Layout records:
----
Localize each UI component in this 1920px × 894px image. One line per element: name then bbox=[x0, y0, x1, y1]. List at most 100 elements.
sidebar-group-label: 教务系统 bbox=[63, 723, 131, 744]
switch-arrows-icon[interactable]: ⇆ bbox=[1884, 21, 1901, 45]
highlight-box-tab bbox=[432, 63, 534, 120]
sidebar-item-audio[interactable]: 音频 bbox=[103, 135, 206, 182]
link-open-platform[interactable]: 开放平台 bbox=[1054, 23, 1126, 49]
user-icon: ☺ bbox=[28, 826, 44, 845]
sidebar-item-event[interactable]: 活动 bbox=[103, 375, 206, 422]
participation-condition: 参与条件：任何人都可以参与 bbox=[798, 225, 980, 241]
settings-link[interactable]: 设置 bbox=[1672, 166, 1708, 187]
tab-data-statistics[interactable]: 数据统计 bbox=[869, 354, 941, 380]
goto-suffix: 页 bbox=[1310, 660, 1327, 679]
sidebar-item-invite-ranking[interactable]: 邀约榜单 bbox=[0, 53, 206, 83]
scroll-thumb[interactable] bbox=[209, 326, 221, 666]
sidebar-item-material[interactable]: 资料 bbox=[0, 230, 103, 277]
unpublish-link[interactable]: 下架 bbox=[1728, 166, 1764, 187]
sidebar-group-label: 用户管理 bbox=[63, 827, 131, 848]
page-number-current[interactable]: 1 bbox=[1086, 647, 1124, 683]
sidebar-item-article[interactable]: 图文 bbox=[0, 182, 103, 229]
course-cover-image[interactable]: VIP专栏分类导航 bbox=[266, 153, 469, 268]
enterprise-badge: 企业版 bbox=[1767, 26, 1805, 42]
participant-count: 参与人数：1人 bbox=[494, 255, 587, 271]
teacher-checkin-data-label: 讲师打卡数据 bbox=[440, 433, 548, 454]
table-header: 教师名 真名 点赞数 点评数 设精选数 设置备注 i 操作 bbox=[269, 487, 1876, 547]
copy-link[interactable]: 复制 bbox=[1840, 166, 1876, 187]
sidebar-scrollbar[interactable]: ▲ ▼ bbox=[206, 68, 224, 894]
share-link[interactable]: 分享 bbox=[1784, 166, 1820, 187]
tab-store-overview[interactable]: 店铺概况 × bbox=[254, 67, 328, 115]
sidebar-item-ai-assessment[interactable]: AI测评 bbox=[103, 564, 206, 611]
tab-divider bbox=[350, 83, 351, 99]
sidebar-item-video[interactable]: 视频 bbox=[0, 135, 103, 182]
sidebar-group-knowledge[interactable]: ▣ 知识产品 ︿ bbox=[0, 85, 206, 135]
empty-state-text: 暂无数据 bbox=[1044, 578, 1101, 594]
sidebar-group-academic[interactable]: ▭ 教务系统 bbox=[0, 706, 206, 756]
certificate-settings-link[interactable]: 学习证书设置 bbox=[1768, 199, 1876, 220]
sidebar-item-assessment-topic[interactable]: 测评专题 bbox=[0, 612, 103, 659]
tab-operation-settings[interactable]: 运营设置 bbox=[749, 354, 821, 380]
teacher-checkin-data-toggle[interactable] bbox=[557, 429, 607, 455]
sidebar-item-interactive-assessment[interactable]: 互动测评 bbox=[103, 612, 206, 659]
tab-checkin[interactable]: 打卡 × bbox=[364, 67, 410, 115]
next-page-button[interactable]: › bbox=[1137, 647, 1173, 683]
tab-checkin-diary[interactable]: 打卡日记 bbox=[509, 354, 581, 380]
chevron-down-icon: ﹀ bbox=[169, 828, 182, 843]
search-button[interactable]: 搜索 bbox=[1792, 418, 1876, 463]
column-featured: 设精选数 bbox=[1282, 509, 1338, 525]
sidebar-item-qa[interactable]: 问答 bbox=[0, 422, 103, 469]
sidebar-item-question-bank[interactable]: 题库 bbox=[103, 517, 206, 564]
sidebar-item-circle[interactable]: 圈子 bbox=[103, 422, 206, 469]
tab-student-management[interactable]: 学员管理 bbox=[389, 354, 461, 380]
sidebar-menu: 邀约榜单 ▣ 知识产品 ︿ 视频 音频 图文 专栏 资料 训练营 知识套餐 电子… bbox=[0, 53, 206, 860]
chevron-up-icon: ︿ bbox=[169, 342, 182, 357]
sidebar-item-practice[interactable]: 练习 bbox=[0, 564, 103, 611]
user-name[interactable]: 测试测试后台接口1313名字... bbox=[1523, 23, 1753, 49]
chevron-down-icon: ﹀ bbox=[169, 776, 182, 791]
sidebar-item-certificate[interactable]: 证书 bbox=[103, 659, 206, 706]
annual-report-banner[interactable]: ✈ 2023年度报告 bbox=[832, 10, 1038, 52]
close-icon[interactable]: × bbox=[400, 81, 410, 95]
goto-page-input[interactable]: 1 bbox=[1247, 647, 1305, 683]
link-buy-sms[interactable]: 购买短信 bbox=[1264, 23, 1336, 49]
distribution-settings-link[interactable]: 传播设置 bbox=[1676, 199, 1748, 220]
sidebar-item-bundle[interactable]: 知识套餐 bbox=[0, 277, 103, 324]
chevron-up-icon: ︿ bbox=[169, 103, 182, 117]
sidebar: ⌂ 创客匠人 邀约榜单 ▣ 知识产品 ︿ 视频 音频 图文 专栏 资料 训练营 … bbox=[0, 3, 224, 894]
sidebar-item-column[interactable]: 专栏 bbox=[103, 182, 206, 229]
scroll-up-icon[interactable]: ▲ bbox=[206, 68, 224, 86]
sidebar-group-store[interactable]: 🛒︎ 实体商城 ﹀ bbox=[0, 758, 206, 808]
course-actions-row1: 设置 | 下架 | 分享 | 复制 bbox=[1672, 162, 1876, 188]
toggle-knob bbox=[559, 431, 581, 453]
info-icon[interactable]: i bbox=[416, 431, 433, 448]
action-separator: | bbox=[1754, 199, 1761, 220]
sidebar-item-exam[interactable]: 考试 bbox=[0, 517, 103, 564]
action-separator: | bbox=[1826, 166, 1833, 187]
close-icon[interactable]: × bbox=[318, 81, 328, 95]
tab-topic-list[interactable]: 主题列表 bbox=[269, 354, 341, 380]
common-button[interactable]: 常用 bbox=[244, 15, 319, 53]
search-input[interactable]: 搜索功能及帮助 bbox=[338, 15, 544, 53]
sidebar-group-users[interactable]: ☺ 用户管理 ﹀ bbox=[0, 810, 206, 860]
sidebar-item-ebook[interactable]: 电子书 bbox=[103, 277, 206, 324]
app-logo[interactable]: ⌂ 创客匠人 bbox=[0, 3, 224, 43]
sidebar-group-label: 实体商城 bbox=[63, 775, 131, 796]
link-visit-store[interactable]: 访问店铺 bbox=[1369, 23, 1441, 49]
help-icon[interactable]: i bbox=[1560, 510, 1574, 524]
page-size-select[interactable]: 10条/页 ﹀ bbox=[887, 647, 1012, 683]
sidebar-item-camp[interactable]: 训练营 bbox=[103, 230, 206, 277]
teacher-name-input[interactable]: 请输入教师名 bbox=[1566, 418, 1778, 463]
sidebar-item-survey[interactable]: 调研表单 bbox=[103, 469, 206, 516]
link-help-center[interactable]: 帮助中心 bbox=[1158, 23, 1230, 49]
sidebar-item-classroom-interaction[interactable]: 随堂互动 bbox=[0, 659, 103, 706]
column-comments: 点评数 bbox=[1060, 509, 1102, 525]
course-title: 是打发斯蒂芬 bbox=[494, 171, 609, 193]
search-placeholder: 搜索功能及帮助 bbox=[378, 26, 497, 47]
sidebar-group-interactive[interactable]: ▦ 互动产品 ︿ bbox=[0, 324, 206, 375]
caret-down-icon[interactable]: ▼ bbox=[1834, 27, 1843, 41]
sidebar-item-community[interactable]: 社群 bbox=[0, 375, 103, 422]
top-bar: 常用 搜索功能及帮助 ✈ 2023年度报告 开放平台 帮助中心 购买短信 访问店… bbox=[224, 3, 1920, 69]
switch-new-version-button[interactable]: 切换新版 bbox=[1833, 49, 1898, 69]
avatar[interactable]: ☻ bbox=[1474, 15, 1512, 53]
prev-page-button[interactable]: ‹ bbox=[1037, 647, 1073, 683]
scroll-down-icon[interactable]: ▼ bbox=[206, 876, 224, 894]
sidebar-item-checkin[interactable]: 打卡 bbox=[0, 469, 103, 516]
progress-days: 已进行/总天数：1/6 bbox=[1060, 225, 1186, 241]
----
> [THE REQUEST] Reproduce the lines word for word, starting with the first line of the records and going on through the line that contains "sidebar-item-event[interactable]: 活动 bbox=[103, 375, 206, 422]", both included.

> [REPLY]
Localize each UI component in this 1920px × 894px image. One line per element: name then bbox=[x0, y0, x1, y1]. List at most 100 elements.
sidebar-group-label: 教务系统 bbox=[63, 723, 131, 744]
switch-arrows-icon[interactable]: ⇆ bbox=[1884, 21, 1901, 45]
highlight-box-tab bbox=[432, 63, 534, 120]
sidebar-item-audio[interactable]: 音频 bbox=[103, 135, 206, 182]
link-open-platform[interactable]: 开放平台 bbox=[1054, 23, 1126, 49]
user-icon: ☺ bbox=[28, 826, 44, 845]
sidebar-item-event[interactable]: 活动 bbox=[103, 375, 206, 422]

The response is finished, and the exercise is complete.